[start SUPPLIED TEXT]

HDU 1969 高精度



My birthday is coming up and traditionally I'm serving pie. Not just one pie, no, I have a number N of them, of various tastes and of various sizes. F of my friends are coming to my party and each of them gets a piece of pie. This should be one piece of one pie, not several small pieces since that looks messy. This piece can be one whole pie though.

My friends are very annoying and if one of them gets a bigger piece than the others, they start complaining. Therefore all of them should get equally sized (but not necessarily equally shaped) pieces, even if this leads to some pie getting spoiled (which is better than spoiling the party). Of course, I want a piece of pie for myself too, and that piece should also be of the same size.

What is the largest possible piece size all of us can get? All the pies are cylindrical in shape and they all have the same height 1, but the radii of the pies can be different. Input

One line with a positive integer: the number of test cases. Then for each test case:

• One line with two integers N and F with 1 ≤ N, F ≤ 10 000: the number of pies and the number of friends.
• One line with N integers ri with 1 ≤ ri ≤ 10 000: the radii of the pies.

[end SUPPLIED TEXT]

DIRECTIVE >> Reproduce the pie-sharing problem statement above in full, word for word.

[start PROVIDED MATERIAL]

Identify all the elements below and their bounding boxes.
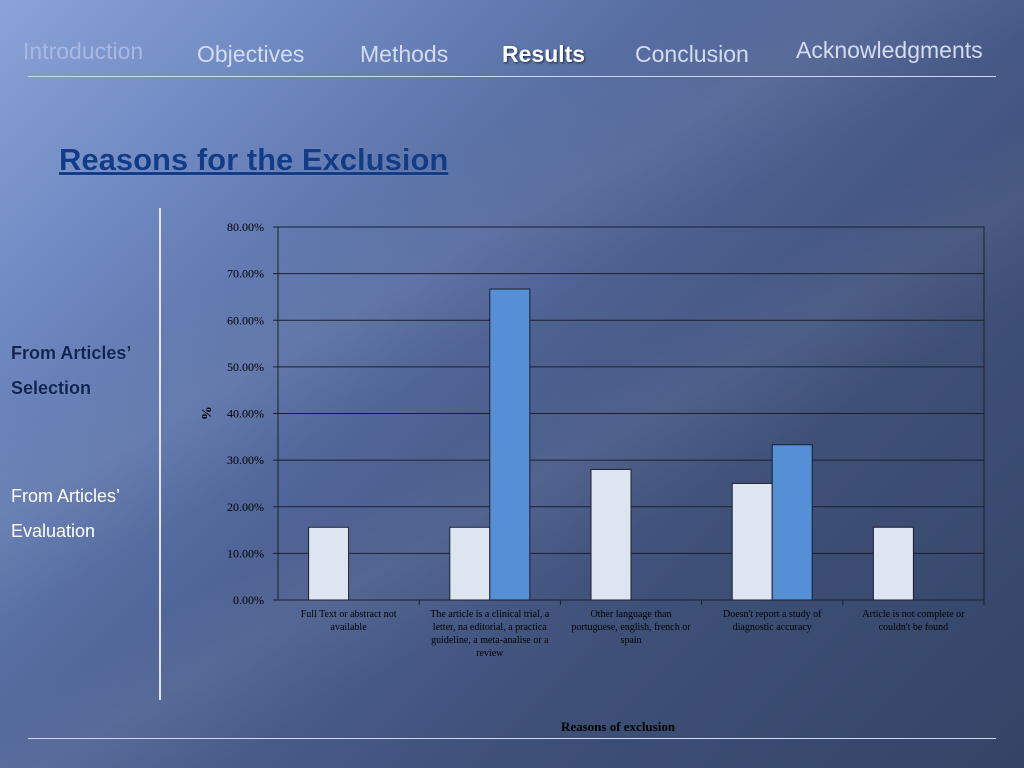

[end PROVIDED MATERIAL]

OUTPUT OF THE TASK >>
HDU 1969 高精度



My birthday is coming up and traditionally I'm serving pie. Not just one pie, no, I have a number N of them, of various tastes and of various sizes. F of my friends are coming to my party and each of them gets a piece of pie. This should be one piece of one pie, not several small pieces since that looks messy. This piece can be one whole pie though.

My friends are very annoying and if one of them gets a bigger piece than the others, they start complaining. Therefore all of them should get equally sized (but not necessarily equally shaped) pieces, even if this leads to some pie getting spoiled (which is better than spoiling the party). Of course, I want a piece of pie for myself too, and that piece should also be of the same size.

What is the largest possible piece size all of us can get? All the pies are cylindrical in shape and they all have the same height 1, but the radii of the pies can be different. Input

One line with a positive integer: the number of test cases. Then for each test case:

• One line with two integers N and F with 1 ≤ N, F ≤ 10 000: the number of pies and the number of friends.
• One line with N integers ri with 1 ≤ ri ≤ 10 000: the radii of the pies.